* _Directions for this task_:
In the lines below, how many hold the word "además"? Answer only with the number.

* _Data shown_:

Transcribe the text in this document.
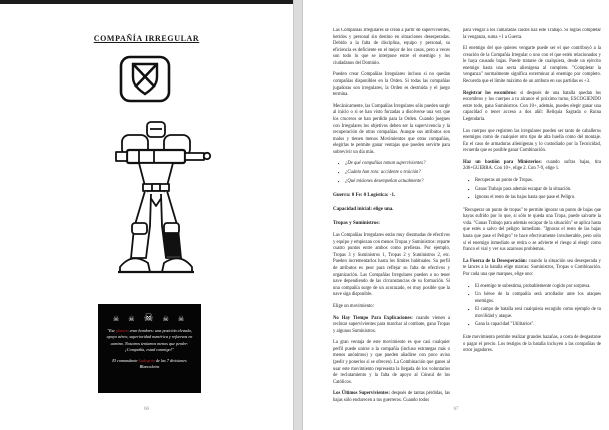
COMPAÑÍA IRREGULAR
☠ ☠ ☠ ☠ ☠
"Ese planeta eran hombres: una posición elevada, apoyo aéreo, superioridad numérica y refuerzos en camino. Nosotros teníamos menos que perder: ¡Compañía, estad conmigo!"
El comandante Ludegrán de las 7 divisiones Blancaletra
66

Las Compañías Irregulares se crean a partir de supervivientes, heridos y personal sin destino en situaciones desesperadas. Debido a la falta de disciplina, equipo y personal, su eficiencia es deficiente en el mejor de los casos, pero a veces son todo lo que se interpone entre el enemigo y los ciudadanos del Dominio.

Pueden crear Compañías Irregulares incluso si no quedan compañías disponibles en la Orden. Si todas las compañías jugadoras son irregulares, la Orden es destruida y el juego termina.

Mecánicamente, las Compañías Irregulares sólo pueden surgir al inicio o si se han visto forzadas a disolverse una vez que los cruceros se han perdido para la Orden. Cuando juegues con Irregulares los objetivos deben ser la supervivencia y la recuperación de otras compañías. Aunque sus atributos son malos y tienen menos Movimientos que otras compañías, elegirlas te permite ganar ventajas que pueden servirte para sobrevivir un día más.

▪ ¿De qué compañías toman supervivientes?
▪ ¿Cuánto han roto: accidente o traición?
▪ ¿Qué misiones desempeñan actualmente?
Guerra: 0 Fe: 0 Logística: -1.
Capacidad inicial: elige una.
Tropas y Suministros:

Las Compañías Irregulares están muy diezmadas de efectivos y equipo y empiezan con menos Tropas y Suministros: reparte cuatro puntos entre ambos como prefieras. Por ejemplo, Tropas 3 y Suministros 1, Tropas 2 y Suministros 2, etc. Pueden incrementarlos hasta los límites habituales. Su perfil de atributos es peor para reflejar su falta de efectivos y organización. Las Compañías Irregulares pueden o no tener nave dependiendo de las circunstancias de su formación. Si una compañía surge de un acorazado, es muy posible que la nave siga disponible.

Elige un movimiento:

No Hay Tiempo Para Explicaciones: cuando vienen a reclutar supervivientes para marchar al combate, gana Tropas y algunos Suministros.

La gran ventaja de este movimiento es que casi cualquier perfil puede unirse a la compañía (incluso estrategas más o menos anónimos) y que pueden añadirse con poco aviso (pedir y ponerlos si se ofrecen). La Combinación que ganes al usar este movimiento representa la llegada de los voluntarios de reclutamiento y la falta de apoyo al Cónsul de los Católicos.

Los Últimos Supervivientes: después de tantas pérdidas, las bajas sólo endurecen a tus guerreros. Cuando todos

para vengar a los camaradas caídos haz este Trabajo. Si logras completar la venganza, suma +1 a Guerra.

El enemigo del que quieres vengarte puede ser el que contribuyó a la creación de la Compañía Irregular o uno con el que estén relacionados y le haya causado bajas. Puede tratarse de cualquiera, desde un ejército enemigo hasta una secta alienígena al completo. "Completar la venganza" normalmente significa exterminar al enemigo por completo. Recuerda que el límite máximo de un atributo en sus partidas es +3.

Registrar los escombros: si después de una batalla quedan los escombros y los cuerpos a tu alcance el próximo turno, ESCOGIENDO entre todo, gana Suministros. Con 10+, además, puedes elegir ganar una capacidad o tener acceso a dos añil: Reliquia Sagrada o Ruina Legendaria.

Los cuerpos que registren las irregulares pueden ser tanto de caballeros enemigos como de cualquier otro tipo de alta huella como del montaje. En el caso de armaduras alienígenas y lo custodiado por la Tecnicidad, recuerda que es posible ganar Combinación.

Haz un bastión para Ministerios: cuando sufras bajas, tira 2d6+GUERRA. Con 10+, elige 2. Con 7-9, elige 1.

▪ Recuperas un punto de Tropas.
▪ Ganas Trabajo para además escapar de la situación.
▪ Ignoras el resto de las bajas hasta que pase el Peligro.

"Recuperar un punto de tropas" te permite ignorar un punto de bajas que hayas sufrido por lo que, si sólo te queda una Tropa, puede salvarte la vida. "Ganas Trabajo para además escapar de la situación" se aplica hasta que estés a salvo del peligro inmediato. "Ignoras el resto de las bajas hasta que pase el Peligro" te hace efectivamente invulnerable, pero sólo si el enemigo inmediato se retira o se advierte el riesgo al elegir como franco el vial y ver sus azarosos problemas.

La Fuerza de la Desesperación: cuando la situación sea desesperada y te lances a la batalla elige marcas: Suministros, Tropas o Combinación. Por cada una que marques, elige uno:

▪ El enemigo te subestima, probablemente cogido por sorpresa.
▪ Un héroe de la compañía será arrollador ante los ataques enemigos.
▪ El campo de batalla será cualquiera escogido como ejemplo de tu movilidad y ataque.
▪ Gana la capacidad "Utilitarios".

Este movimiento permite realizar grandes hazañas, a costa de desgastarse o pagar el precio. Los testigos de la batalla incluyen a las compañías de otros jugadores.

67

* _Solution for this problem_:
3